■ What to work on: The records below must be duplicated exactly, character for character.

■ Data:

* * *

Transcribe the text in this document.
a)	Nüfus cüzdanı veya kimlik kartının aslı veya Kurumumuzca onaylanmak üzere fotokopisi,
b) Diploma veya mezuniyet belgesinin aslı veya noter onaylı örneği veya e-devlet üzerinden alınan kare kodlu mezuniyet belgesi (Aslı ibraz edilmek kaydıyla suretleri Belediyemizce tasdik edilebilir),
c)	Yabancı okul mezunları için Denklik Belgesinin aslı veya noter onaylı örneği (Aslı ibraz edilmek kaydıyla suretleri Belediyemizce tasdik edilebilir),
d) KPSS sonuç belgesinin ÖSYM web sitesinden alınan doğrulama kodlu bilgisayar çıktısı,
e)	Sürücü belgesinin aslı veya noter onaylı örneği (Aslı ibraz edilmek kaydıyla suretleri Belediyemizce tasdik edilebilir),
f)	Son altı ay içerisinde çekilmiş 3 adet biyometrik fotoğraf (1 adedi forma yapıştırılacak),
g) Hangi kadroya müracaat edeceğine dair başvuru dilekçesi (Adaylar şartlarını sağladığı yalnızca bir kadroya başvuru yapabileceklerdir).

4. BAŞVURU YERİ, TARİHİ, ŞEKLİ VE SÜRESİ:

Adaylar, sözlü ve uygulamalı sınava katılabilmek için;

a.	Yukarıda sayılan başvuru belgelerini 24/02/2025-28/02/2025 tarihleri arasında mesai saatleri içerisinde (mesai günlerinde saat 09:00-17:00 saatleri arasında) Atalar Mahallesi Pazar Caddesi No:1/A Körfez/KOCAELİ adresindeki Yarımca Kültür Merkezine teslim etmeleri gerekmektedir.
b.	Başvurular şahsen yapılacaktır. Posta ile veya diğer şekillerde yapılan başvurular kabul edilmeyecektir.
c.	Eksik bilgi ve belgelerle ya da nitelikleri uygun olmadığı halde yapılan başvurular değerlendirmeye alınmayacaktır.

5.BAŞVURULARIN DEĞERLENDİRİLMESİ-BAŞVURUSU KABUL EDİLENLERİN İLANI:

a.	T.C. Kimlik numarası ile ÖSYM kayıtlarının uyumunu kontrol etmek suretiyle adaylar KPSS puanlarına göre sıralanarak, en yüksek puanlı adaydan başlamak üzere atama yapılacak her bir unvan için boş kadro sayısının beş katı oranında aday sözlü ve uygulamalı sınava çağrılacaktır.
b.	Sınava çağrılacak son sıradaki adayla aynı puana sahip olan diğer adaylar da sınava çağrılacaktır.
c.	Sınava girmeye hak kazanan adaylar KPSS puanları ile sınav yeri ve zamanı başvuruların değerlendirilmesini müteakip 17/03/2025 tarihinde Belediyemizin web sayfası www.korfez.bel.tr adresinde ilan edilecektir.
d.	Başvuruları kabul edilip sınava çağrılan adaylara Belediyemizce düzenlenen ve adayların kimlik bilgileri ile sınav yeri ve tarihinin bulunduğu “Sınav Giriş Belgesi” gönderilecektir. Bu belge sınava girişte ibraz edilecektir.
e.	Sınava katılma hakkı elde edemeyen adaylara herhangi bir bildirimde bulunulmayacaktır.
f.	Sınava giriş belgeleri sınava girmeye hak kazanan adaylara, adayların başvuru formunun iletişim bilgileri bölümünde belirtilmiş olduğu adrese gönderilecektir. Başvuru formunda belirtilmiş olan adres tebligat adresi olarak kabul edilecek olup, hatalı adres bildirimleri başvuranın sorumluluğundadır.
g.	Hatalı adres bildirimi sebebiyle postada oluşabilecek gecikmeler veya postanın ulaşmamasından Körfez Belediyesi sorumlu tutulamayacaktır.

* * *

■ Response for this exercise:
Transcribe the text in this document.
a)	Nüfus cüzdanı veya kimlik kartının aslı veya Kurumumuzca onaylanmak üzere fotokopisi,
b) Diploma veya mezuniyet belgesinin aslı veya noter onaylı örneği veya e-devlet üzerinden alınan kare kodlu mezuniyet belgesi (Aslı ibraz edilmek kaydıyla suretleri Belediyemizce tasdik edilebilir),
c)	Yabancı okul mezunları için Denklik Belgesinin aslı veya noter onaylı örneği (Aslı ibraz edilmek kaydıyla suretleri Belediyemizce tasdik edilebilir),
d) KPSS sonuç belgesinin ÖSYM web sitesinden alınan doğrulama kodlu bilgisayar çıktısı,
e)	Sürücü belgesinin aslı veya noter onaylı örneği (Aslı ibraz edilmek kaydıyla suretleri Belediyemizce tasdik edilebilir),
f)	Son altı ay içerisinde çekilmiş 3 adet biyometrik fotoğraf (1 adedi forma yapıştırılacak),
g) Hangi kadroya müracaat edeceğine dair başvuru dilekçesi (Adaylar şartlarını sağladığı yalnızca bir kadroya başvuru yapabileceklerdir).

4. BAŞVURU YERİ, TARİHİ, ŞEKLİ VE SÜRESİ:

Adaylar, sözlü ve uygulamalı sınava katılabilmek için;

a.	Yukarıda sayılan başvuru belgelerini 24/02/2025-28/02/2025 tarihleri arasında mesai saatleri içerisinde (mesai günlerinde saat 09:00-17:00 saatleri arasında) Atalar Mahallesi Pazar Caddesi No:1/A Körfez/KOCAELİ adresindeki Yarımca Kültür Merkezine teslim etmeleri gerekmektedir.
b.	Başvurular şahsen yapılacaktır. Posta ile veya diğer şekillerde yapılan başvurular kabul edilmeyecektir.
c.	Eksik bilgi ve belgelerle ya da nitelikleri uygun olmadığı halde yapılan başvurular değerlendirmeye alınmayacaktır.

5.BAŞVURULARIN DEĞERLENDİRİLMESİ-BAŞVURUSU KABUL EDİLENLERİN İLANI:

a.	T.C. Kimlik numarası ile ÖSYM kayıtlarının uyumunu kontrol etmek suretiyle adaylar KPSS puanlarına göre sıralanarak, en yüksek puanlı adaydan başlamak üzere atama yapılacak her bir unvan için boş kadro sayısının beş katı oranında aday sözlü ve uygulamalı sınava çağrılacaktır.
b.	Sınava çağrılacak son sıradaki adayla aynı puana sahip olan diğer adaylar da sınava çağrılacaktır.
c.	Sınava girmeye hak kazanan adaylar KPSS puanları ile sınav yeri ve zamanı başvuruların değerlendirilmesini müteakip 17/03/2025 tarihinde Belediyemizin web sayfası www.korfez.bel.tr adresinde ilan edilecektir.
d.	Başvuruları kabul edilip sınava çağrılan adaylara Belediyemizce düzenlenen ve adayların kimlik bilgileri ile sınav yeri ve tarihinin bulunduğu “Sınav Giriş Belgesi” gönderilecektir. Bu belge sınava girişte ibraz edilecektir.
e.	Sınava katılma hakkı elde edemeyen adaylara herhangi bir bildirimde bulunulmayacaktır.
f.	Sınava giriş belgeleri sınava girmeye hak kazanan adaylara, adayların başvuru formunun iletişim bilgileri bölümünde belirtilmiş olduğu adrese gönderilecektir. Başvuru formunda belirtilmiş olan adres tebligat adresi olarak kabul edilecek olup, hatalı adres bildirimleri başvuranın sorumluluğundadır.
g.	Hatalı adres bildirimi sebebiyle postada oluşabilecek gecikmeler veya postanın ulaşmamasından Körfez Belediyesi sorumlu tutulamayacaktır.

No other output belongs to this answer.